Problem to work on: Pull each line holding the word "轻薄透气" from the data.

** begin Task data **

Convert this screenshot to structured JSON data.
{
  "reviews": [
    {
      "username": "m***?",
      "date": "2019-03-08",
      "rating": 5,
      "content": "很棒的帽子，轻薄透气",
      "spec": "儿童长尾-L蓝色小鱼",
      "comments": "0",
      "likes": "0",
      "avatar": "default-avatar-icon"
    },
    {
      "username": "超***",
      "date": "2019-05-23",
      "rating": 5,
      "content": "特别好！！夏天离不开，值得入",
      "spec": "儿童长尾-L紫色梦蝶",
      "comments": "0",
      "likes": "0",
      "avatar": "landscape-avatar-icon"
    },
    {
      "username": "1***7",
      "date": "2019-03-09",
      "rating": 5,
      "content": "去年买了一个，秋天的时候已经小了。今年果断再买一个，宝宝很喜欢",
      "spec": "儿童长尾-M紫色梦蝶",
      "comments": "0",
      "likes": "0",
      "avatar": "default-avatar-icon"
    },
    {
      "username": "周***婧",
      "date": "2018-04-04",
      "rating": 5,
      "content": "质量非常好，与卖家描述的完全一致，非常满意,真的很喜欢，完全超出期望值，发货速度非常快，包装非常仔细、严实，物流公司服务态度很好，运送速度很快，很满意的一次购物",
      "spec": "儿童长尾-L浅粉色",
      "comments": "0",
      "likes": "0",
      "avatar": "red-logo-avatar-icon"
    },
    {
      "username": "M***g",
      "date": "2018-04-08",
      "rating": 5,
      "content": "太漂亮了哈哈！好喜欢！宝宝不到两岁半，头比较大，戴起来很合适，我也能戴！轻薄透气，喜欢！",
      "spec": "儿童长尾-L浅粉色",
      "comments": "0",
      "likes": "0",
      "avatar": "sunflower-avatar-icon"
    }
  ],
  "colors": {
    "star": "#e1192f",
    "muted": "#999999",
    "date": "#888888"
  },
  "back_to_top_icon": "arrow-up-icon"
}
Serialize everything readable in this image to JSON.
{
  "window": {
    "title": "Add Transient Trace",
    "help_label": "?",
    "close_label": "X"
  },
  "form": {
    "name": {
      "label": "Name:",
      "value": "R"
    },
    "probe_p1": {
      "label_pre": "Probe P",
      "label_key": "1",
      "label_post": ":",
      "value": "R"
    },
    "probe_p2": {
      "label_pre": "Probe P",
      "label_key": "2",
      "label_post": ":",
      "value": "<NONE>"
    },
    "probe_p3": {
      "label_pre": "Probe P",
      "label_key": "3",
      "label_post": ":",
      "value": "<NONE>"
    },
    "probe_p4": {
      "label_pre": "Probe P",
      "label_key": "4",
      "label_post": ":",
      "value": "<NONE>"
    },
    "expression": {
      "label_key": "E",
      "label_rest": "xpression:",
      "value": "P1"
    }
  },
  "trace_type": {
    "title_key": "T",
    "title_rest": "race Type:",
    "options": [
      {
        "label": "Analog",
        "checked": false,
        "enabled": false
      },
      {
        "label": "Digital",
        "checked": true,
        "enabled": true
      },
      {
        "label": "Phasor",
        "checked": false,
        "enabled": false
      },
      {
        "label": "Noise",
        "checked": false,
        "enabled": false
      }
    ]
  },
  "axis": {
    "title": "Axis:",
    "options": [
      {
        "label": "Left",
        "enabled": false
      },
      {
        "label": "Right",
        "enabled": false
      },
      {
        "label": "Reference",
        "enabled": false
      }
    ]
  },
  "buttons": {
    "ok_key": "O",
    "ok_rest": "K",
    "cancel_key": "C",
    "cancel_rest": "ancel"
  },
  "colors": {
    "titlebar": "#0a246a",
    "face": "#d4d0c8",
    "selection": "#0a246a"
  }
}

** end Task data **
** begin Task data **

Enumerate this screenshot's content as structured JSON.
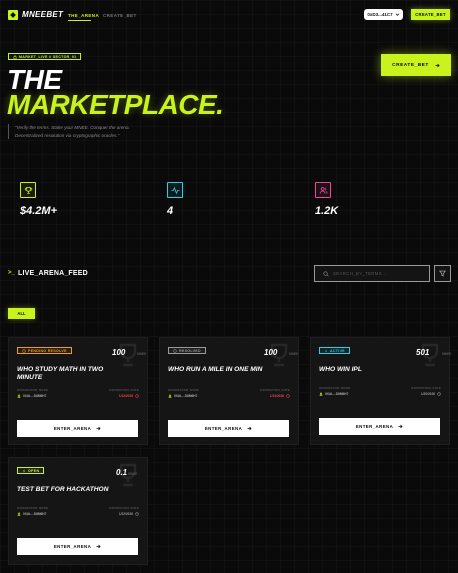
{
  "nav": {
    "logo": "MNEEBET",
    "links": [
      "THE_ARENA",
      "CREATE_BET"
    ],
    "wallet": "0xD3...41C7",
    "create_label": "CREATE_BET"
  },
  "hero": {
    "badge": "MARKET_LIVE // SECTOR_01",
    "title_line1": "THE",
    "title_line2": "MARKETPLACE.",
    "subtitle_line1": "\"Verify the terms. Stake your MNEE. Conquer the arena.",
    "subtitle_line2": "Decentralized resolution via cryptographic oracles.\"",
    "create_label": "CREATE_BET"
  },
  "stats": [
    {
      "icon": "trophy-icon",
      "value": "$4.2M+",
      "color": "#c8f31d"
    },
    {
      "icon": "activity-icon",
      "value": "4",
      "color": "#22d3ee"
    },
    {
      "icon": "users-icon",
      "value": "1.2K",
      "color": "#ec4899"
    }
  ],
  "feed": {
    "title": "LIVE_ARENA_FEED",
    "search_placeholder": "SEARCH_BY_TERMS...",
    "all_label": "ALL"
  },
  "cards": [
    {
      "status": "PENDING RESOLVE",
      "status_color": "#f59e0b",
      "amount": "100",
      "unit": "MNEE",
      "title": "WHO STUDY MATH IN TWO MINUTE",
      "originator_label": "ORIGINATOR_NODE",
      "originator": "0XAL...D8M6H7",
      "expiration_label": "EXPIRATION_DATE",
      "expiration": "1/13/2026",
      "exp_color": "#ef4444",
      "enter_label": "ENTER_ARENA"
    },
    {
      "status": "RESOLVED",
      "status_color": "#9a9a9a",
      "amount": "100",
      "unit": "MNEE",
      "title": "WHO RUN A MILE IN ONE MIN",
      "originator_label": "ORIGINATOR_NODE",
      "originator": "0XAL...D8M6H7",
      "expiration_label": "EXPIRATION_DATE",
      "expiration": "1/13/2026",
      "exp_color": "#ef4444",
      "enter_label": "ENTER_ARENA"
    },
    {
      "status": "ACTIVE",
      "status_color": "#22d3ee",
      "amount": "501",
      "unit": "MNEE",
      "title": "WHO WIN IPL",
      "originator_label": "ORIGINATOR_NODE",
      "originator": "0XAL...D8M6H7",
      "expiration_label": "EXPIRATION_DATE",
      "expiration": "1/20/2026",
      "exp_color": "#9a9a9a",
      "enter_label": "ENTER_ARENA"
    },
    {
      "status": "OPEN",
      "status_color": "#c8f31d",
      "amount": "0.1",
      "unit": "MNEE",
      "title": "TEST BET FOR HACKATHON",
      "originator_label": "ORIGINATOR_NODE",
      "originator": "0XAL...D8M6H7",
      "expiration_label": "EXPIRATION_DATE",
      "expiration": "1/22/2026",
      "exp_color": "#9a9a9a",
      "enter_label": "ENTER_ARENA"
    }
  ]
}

** end Task data **
** begin Task data **

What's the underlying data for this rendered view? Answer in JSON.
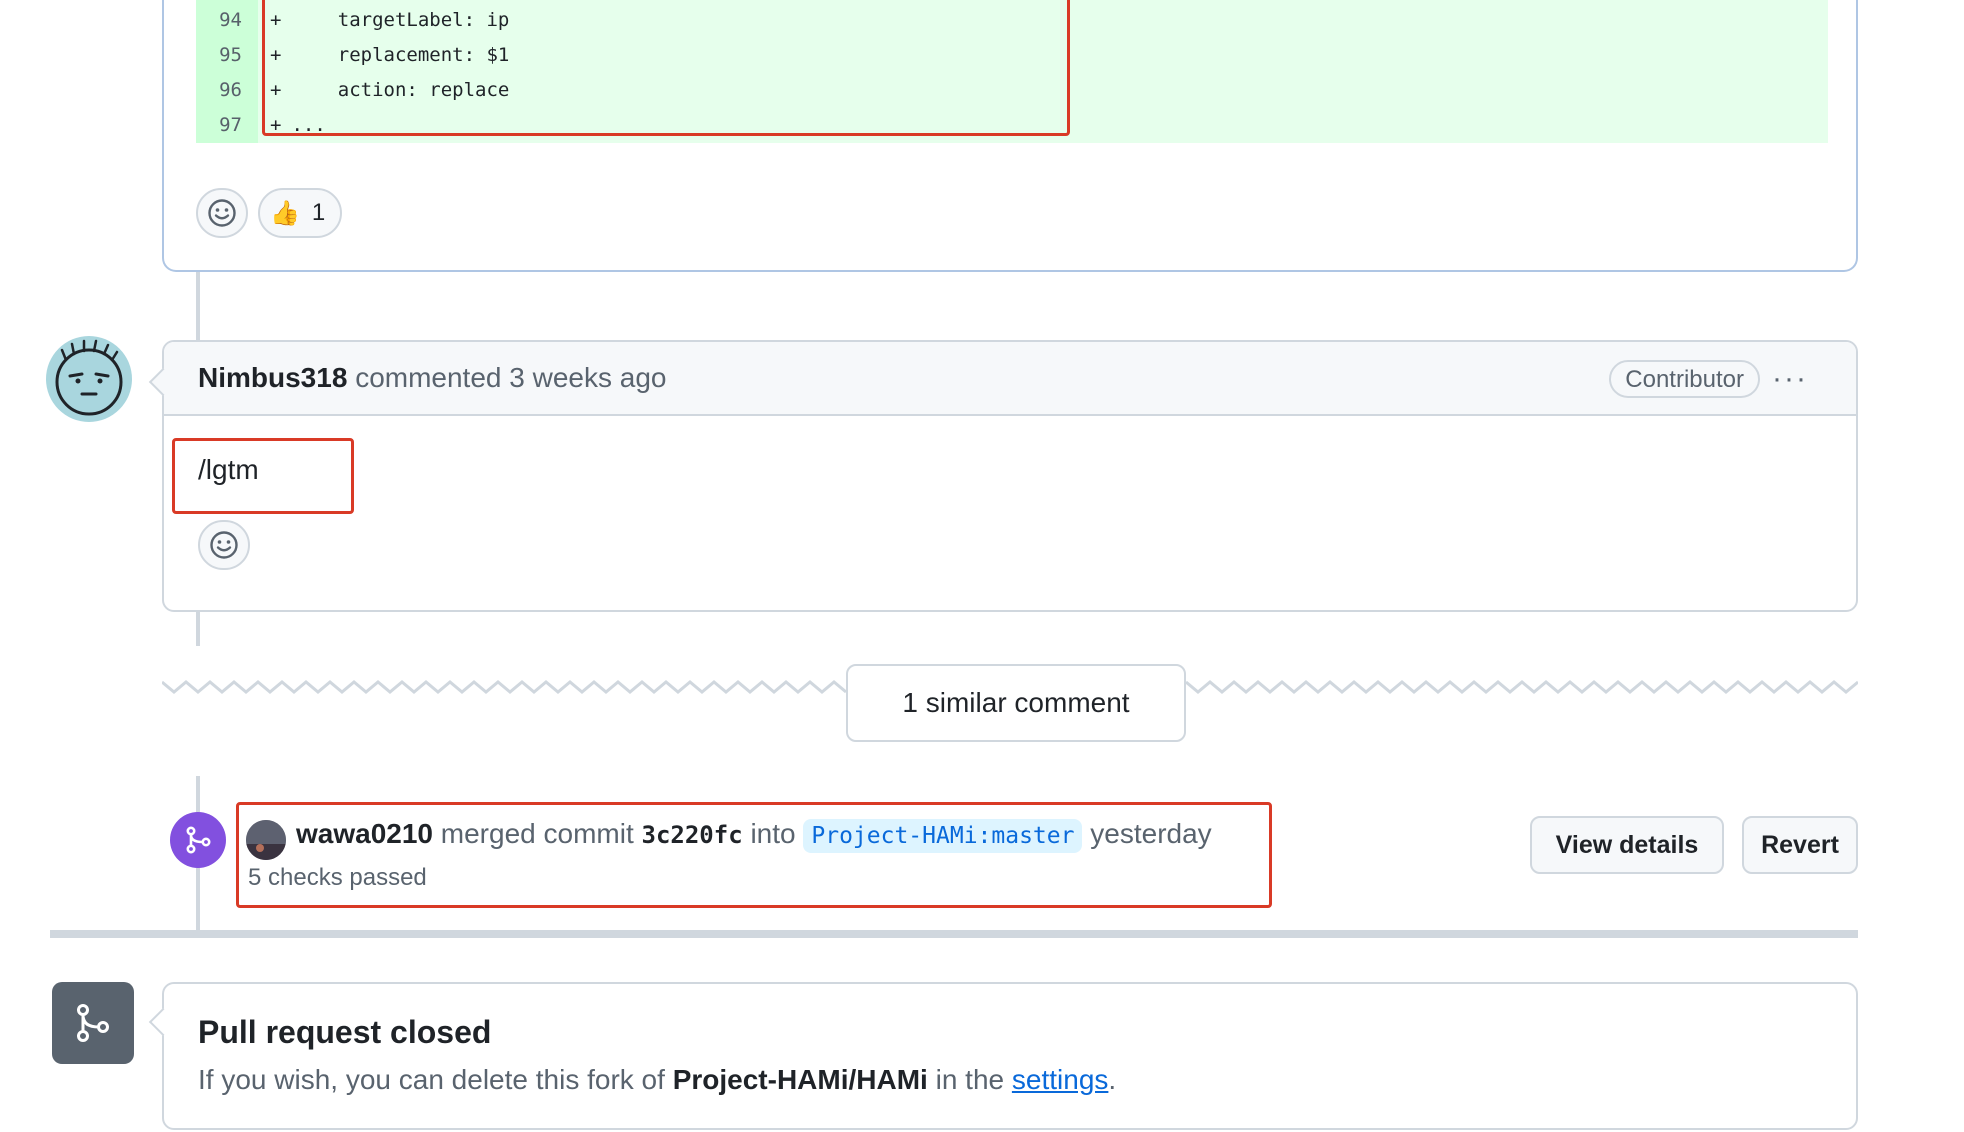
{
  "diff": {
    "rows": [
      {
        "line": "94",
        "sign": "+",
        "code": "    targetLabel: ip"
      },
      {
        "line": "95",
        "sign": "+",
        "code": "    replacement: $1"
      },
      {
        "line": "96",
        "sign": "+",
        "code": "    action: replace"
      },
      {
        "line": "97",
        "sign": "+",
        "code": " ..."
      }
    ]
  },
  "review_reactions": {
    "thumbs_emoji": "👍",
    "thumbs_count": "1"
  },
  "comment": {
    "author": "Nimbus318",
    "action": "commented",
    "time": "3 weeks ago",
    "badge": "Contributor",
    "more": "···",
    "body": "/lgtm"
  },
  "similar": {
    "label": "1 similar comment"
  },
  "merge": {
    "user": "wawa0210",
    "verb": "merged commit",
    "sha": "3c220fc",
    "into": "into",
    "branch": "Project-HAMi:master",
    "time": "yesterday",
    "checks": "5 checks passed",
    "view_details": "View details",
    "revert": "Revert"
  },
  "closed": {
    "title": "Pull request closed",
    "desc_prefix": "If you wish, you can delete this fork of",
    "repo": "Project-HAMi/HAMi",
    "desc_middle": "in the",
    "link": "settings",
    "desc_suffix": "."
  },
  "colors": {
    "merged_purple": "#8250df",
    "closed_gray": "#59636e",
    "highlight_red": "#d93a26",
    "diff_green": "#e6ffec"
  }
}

** end Task data **

The answer:
      "content": "很棒的帽子，轻薄透气",
      "content": "太漂亮了哈哈！好喜欢！宝宝不到两岁半，头比较大，戴起来很合适，我也能戴！轻薄透气，喜欢！",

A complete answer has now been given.